Goal of the exercise
Give every line below again, exactly.

Data for this task
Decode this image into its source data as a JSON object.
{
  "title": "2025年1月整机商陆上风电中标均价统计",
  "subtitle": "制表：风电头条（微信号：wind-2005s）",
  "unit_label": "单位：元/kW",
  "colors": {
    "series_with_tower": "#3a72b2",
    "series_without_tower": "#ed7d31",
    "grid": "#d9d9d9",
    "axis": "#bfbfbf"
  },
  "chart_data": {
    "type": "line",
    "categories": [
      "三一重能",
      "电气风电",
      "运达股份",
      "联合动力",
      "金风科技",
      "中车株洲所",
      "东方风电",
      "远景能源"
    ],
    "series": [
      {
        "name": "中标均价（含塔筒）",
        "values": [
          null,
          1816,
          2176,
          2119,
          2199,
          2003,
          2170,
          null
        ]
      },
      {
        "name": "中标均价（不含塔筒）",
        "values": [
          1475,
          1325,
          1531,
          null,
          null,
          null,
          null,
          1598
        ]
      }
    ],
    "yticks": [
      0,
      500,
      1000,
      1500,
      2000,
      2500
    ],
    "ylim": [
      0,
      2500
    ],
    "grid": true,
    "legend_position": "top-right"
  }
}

The solution
Decode this image into its source data as a JSON object.
{
  "title": "2025年1月整机商陆上风电中标均价统计",
  "subtitle": "制表：风电头条（微信号：wind-2005s）",
  "unit_label": "单位：元/kW",
  "colors": {
    "series_with_tower": "#3a72b2",
    "series_without_tower": "#ed7d31",
    "grid": "#d9d9d9",
    "axis": "#bfbfbf"
  },
  "chart_data": {
    "type": "line",
    "categories": [
      "三一重能",
      "电气风电",
      "运达股份",
      "联合动力",
      "金风科技",
      "中车株洲所",
      "东方风电",
      "远景能源"
    ],
    "series": [
      {
        "name": "中标均价（含塔筒）",
        "values": [
          null,
          1816,
          2176,
          2119,
          2199,
          2003,
          2170,
          null
        ]
      },
      {
        "name": "中标均价（不含塔筒）",
        "values": [
          1475,
          1325,
          1531,
          null,
          null,
          null,
          null,
          1598
        ]
      }
    ],
    "yticks": [
      0,
      500,
      1000,
      1500,
      2000,
      2500
    ],
    "ylim": [
      0,
      2500
    ],
    "grid": true,
    "legend_position": "top-right"
  }
}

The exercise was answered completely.